+++ INFORMATION SUPPLIED +++
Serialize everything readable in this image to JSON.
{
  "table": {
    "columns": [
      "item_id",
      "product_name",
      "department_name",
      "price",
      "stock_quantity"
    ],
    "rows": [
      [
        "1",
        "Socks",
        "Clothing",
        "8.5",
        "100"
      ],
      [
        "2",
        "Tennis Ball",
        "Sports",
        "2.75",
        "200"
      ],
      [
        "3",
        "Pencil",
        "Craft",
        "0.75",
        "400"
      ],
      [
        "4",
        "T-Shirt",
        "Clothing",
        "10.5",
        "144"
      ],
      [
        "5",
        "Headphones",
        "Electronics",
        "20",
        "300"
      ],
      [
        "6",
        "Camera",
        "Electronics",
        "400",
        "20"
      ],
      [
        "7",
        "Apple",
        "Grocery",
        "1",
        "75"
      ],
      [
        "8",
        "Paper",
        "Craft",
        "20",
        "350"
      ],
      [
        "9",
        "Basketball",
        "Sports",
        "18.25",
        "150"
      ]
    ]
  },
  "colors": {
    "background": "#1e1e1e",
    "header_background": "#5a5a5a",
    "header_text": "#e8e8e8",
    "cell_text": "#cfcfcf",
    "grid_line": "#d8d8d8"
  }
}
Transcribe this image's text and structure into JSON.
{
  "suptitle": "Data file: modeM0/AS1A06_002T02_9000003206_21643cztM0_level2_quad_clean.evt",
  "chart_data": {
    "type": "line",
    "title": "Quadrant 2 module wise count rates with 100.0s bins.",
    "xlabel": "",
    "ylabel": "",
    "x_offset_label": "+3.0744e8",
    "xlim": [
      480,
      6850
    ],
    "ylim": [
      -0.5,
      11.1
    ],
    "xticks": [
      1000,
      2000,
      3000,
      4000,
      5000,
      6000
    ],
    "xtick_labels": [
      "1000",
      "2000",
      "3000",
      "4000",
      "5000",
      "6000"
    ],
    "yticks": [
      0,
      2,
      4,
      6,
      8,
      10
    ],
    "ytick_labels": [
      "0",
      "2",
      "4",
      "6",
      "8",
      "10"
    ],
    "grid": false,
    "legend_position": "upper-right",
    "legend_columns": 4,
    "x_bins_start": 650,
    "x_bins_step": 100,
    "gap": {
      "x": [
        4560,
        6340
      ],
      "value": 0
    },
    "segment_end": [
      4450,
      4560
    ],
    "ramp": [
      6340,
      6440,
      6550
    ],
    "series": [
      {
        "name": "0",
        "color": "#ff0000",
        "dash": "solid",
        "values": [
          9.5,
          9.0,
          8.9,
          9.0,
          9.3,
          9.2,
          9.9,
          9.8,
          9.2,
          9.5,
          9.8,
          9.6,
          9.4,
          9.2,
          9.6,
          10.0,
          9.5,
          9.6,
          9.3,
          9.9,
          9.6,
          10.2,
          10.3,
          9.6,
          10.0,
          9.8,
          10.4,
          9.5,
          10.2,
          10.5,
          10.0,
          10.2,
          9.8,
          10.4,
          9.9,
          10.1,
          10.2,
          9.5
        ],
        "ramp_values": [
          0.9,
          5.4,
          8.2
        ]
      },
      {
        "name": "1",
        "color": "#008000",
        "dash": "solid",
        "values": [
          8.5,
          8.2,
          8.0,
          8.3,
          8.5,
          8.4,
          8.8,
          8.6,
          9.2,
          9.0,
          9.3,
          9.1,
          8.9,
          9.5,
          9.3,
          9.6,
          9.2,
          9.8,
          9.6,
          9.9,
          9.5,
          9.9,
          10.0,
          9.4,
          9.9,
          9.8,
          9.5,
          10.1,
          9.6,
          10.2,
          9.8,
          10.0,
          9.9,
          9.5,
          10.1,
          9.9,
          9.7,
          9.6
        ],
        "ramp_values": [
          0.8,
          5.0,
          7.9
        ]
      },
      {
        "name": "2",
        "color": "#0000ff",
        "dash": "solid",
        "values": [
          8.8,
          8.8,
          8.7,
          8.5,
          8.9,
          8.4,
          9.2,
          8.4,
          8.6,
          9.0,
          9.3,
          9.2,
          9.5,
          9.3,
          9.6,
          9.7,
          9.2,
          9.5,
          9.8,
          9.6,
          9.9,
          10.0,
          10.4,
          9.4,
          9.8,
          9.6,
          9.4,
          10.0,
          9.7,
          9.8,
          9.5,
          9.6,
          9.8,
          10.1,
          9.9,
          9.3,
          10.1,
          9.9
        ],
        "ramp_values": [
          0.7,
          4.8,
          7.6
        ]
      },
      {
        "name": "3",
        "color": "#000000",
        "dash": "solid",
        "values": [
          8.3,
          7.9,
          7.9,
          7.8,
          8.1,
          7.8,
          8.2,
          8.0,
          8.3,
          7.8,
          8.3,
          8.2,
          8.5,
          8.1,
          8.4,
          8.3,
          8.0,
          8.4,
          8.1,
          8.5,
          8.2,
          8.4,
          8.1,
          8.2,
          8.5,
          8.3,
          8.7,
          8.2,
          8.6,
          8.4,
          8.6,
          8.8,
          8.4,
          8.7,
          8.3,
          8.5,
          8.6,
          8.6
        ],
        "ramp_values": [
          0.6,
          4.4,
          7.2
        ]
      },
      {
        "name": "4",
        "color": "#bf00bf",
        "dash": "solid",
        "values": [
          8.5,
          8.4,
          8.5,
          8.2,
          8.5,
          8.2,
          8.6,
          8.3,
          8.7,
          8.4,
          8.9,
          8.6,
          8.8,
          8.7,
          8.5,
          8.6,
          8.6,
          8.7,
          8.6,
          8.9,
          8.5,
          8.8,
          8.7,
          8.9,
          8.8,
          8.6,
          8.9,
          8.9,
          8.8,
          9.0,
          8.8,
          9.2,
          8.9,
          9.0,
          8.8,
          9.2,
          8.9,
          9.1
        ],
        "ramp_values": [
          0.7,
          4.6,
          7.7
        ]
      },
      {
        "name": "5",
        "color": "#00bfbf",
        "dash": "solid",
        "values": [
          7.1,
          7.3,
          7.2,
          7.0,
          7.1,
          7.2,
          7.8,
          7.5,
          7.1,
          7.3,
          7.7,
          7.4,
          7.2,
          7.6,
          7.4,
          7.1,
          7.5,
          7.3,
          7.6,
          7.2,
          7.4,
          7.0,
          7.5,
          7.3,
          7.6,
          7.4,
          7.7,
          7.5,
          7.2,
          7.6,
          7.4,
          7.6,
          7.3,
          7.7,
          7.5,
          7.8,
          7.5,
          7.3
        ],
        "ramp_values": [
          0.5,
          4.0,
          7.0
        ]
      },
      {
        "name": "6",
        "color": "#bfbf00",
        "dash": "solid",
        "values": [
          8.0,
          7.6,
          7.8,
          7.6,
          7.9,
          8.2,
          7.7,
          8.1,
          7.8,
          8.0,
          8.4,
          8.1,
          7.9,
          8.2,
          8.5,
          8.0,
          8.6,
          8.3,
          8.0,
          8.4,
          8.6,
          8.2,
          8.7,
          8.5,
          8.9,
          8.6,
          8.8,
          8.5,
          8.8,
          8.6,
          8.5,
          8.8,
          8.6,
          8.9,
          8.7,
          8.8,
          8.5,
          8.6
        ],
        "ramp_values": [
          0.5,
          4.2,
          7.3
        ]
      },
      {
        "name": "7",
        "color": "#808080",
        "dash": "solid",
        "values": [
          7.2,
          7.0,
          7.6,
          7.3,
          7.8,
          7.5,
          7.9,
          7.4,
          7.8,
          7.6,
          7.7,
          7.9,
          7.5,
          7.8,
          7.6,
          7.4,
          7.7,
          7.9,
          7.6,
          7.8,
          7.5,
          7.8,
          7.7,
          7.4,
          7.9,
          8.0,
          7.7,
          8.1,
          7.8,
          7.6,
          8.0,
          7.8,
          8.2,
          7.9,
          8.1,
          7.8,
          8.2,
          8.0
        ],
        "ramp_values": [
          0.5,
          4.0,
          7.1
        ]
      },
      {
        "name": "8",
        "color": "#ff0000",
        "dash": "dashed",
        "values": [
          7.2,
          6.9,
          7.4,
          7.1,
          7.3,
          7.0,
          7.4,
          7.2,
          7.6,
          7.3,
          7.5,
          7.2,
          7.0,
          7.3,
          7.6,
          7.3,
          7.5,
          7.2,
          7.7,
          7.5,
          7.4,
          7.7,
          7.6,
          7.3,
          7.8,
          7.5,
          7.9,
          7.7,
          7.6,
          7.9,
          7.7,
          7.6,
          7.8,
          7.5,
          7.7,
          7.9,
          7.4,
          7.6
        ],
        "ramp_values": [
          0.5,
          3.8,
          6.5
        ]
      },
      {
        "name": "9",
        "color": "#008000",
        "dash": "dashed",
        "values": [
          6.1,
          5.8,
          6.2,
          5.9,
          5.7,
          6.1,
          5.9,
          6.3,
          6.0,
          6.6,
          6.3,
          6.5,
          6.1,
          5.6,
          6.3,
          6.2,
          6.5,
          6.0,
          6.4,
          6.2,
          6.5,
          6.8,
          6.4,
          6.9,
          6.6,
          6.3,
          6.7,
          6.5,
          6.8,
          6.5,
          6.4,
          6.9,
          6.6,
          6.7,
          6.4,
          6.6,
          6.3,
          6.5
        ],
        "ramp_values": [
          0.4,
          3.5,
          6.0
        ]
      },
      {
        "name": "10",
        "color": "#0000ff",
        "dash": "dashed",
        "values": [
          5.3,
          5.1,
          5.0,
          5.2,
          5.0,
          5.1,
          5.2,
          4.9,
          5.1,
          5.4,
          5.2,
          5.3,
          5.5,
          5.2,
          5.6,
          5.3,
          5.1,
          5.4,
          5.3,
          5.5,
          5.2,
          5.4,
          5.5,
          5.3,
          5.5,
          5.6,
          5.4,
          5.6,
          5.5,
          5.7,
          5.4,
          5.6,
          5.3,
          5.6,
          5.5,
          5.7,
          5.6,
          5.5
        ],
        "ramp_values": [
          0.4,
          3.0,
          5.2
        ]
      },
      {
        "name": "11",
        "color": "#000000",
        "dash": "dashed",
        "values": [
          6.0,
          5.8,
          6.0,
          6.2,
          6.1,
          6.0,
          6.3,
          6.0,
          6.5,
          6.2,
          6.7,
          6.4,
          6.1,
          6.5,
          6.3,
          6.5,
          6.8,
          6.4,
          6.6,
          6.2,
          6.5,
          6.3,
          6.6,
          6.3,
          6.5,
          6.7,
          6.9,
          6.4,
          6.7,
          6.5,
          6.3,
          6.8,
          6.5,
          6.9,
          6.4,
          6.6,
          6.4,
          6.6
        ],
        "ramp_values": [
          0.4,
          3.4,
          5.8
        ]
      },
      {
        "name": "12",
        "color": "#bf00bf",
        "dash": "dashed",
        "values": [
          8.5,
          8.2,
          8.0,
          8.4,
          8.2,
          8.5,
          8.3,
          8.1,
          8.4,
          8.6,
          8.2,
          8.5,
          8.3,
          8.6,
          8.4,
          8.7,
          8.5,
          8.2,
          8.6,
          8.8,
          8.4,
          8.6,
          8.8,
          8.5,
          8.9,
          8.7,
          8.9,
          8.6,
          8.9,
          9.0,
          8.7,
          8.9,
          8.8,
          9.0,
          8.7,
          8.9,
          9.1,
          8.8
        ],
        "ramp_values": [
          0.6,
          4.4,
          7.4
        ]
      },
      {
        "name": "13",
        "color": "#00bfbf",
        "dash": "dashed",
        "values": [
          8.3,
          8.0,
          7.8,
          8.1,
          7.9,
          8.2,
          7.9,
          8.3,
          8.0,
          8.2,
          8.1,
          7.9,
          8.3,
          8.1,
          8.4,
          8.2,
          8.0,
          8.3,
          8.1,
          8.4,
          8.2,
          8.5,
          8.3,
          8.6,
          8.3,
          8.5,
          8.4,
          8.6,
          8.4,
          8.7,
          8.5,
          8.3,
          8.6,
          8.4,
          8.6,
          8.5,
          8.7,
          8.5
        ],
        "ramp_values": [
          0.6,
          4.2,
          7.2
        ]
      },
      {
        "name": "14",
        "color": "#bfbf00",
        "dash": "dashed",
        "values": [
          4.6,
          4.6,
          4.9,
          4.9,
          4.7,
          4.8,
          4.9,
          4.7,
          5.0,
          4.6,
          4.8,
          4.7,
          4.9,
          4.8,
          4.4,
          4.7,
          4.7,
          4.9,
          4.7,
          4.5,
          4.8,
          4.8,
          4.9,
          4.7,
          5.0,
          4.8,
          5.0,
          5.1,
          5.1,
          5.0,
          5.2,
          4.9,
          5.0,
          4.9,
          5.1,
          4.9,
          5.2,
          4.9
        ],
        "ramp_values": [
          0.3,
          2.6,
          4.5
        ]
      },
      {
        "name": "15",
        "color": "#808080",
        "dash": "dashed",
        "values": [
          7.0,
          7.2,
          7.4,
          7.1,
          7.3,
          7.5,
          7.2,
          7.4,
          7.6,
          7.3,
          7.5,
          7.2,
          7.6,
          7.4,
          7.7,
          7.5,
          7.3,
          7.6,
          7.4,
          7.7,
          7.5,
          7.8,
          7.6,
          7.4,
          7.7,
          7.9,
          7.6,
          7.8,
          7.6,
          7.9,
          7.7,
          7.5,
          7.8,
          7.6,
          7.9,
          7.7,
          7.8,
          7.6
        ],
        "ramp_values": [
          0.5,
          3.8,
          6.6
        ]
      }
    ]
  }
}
+++
GOAL OF THE EXERCISE: Determine the number of lines containing "JSON". Write only that number.

REPLY TO THE EXERCISE: 2